RECORDS TO USE ->
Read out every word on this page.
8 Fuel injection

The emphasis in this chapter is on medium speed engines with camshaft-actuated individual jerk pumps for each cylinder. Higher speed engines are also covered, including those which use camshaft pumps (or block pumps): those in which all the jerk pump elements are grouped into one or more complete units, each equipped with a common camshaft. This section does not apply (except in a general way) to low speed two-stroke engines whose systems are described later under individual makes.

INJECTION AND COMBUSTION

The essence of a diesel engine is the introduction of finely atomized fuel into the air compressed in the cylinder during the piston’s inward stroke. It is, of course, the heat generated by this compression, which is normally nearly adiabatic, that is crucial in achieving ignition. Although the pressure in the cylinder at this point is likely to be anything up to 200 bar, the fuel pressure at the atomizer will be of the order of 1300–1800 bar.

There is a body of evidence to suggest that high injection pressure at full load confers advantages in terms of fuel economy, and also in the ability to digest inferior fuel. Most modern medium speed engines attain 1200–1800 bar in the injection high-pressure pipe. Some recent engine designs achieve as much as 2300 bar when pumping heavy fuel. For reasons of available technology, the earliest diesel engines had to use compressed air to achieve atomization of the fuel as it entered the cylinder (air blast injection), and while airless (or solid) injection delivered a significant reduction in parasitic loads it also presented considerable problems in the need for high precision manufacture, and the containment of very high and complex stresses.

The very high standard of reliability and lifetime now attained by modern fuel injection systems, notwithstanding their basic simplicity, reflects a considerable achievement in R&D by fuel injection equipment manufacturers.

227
==
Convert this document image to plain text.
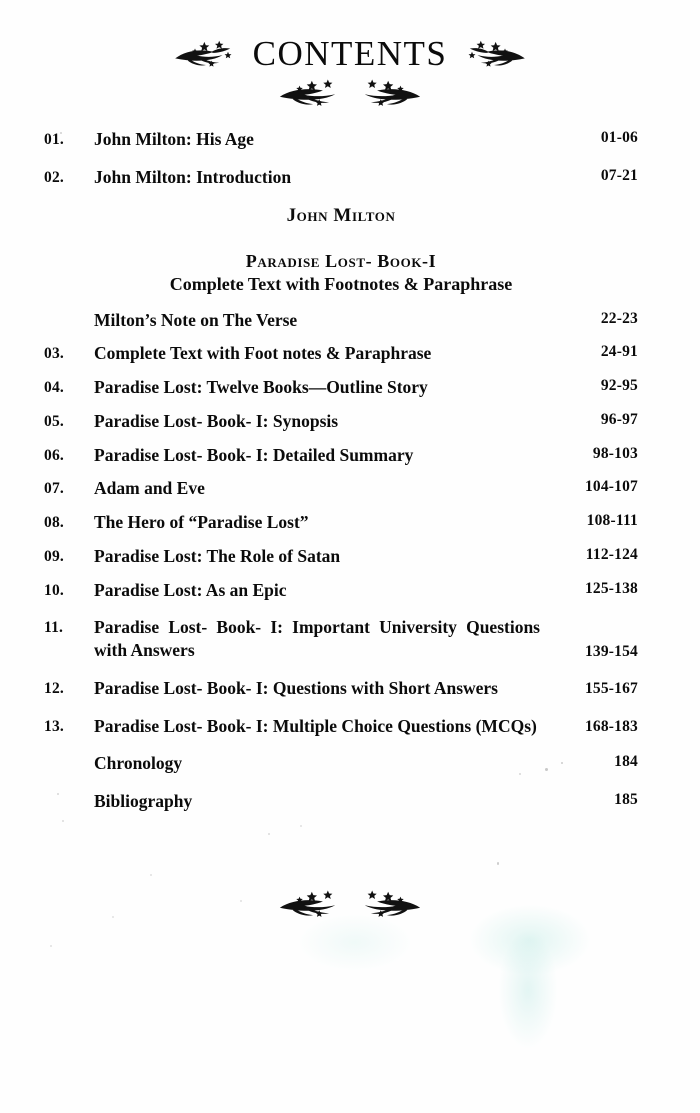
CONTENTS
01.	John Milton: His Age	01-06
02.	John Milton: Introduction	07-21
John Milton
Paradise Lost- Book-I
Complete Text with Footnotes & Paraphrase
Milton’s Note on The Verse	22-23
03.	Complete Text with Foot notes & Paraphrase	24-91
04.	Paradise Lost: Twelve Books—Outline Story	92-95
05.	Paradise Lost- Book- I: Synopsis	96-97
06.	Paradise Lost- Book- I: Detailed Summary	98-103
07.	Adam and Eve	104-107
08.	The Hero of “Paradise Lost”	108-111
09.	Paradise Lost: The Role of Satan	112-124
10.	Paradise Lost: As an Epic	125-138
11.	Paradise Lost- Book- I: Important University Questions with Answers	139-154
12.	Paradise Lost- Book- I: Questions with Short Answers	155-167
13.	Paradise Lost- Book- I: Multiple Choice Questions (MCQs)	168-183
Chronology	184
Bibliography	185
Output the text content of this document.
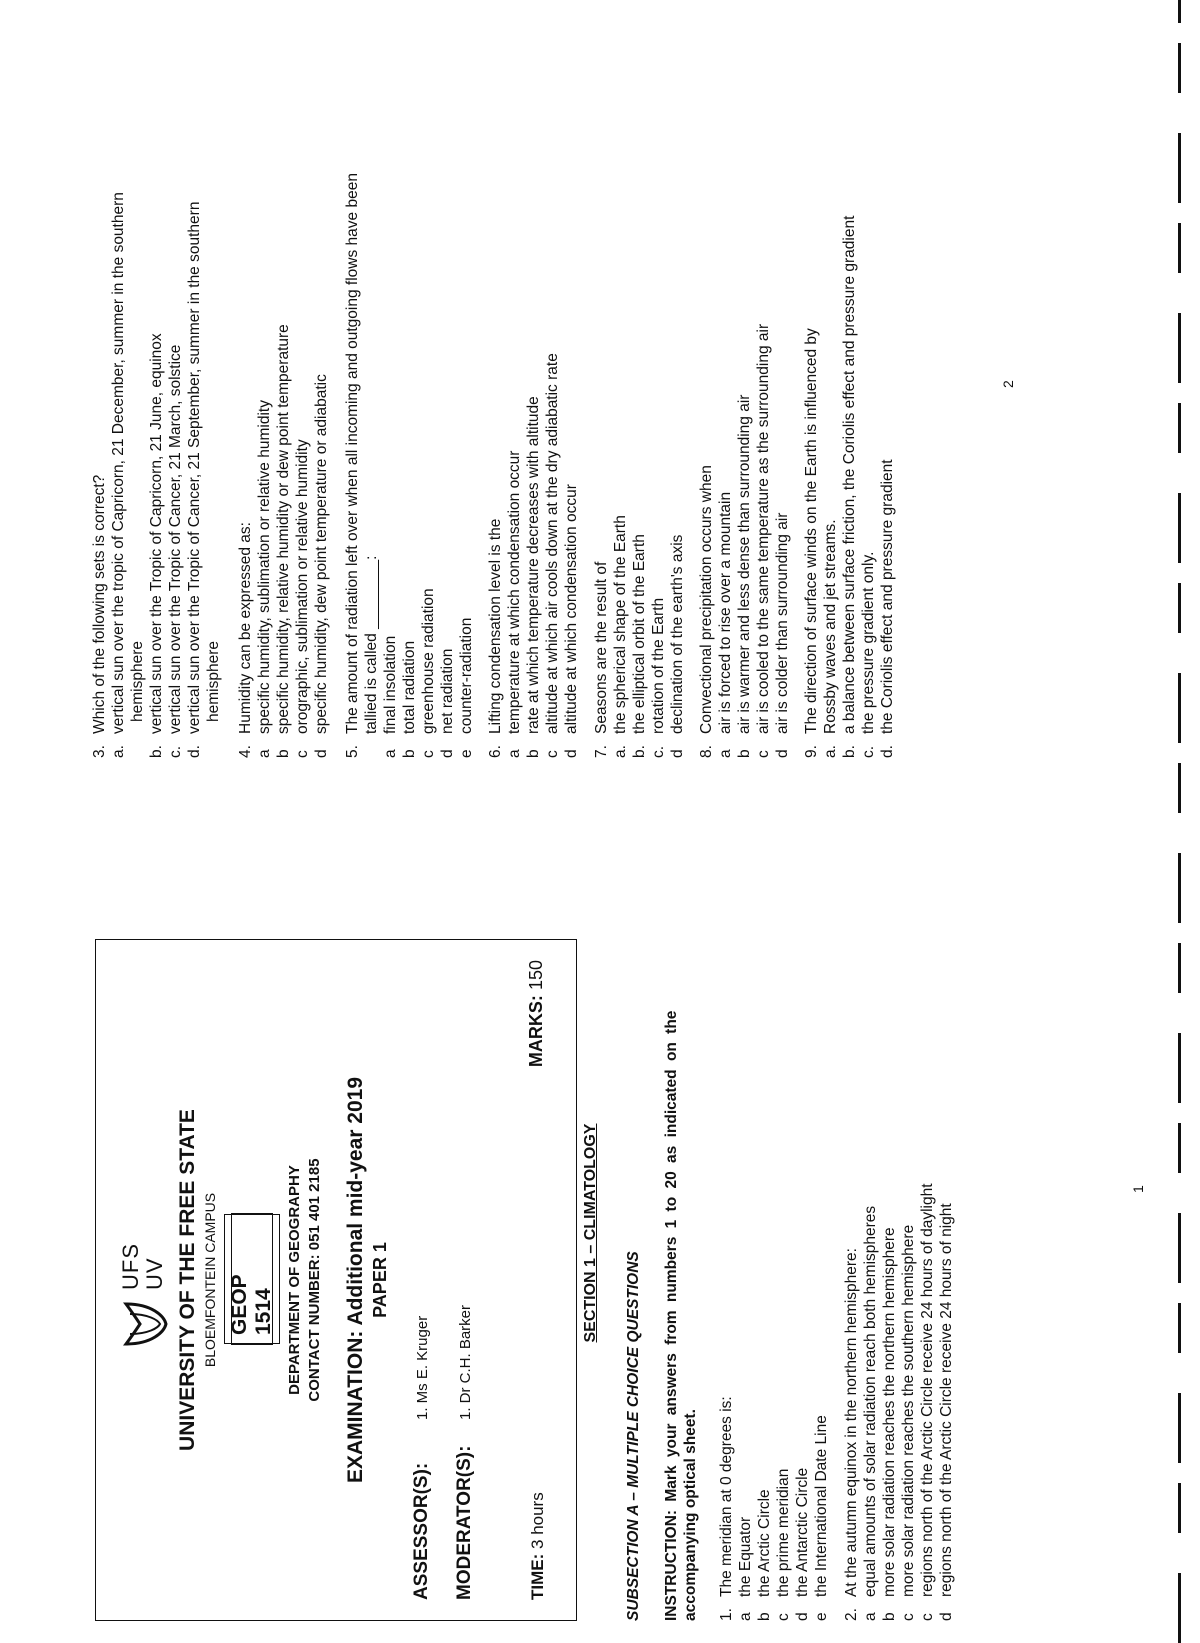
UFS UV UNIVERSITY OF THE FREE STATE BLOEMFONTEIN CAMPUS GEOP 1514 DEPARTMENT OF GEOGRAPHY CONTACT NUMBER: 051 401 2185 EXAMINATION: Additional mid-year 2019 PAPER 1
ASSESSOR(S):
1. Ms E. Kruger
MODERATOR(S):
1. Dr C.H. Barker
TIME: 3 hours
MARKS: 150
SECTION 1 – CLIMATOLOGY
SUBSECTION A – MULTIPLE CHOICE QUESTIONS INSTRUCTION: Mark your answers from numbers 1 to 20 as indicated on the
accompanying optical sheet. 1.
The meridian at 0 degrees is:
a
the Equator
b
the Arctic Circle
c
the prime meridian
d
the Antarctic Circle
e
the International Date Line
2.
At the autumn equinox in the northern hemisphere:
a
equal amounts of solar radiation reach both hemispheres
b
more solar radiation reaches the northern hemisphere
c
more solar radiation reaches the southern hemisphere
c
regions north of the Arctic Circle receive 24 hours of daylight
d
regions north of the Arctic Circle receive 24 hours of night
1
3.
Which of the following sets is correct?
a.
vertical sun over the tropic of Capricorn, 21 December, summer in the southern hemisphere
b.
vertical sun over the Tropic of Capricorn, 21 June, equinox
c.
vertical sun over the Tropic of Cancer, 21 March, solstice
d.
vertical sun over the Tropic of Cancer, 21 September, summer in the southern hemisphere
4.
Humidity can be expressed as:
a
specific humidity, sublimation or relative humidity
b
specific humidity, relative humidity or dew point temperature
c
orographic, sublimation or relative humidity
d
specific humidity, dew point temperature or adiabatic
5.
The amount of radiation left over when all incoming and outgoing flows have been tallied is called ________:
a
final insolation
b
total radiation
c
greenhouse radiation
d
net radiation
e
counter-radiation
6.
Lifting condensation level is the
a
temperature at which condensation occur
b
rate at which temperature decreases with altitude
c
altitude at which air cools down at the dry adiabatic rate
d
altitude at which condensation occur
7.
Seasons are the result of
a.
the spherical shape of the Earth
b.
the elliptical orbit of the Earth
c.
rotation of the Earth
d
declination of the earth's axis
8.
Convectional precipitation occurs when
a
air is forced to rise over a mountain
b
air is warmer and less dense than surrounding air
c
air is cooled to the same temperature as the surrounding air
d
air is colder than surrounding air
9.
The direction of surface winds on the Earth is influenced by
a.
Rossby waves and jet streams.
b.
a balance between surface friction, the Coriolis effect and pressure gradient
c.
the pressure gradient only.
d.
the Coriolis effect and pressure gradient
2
* * *
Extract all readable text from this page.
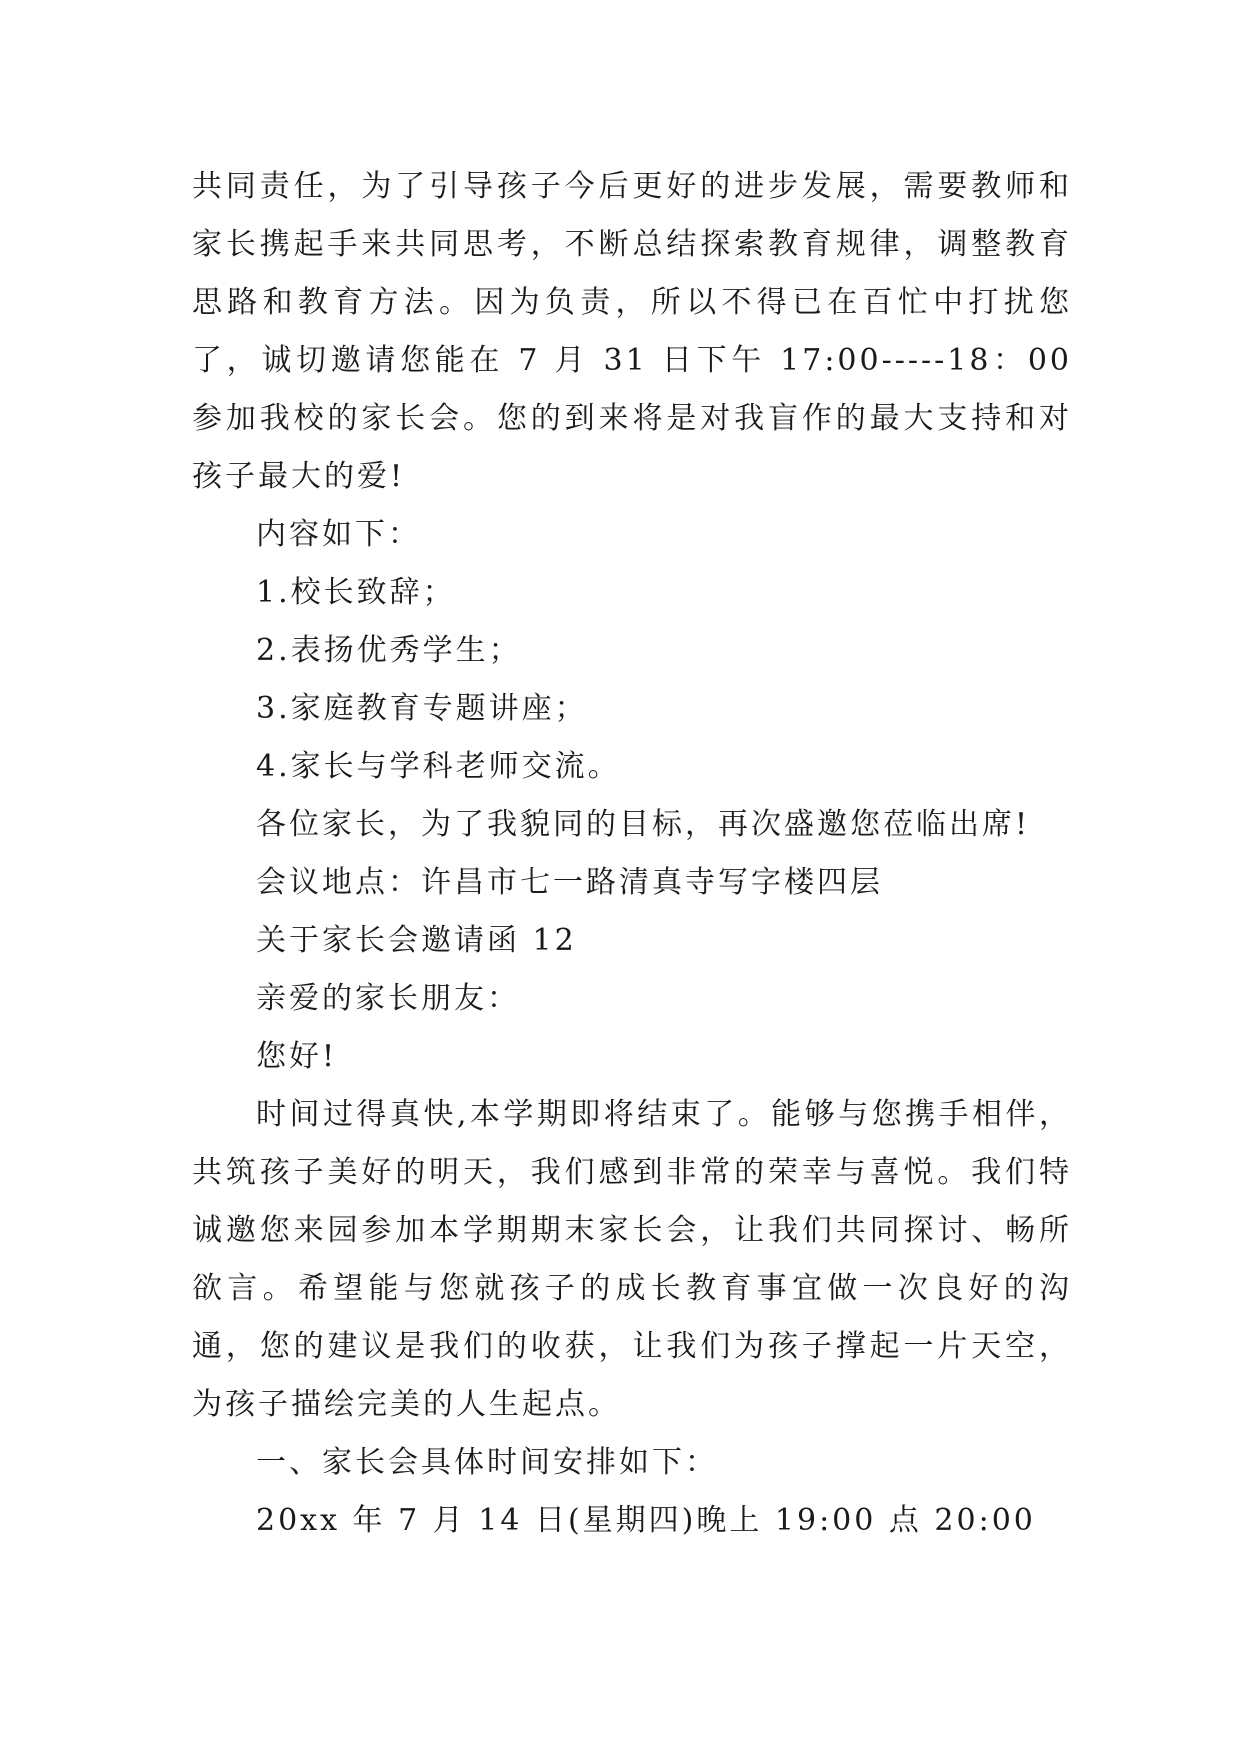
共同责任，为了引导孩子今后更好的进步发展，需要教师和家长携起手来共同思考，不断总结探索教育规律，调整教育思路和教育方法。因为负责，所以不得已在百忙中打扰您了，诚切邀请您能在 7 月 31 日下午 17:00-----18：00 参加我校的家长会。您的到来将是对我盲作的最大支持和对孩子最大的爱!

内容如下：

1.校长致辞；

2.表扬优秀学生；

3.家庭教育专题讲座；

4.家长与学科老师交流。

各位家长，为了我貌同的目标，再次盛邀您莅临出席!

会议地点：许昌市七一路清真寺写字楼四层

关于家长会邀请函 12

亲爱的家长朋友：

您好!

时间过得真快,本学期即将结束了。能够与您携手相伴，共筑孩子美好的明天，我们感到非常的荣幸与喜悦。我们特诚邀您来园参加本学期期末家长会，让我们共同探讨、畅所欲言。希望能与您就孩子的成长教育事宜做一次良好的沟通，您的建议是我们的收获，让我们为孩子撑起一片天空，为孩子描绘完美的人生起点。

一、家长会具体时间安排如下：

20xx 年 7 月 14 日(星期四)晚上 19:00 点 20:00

PROBLEM TO SOLVE ->
Wherever the word "meridian" occurs in a line of the listing, copy that line.

RESULT FOR THIS TASK ->
The meridian at 0 degrees is:
the prime meridian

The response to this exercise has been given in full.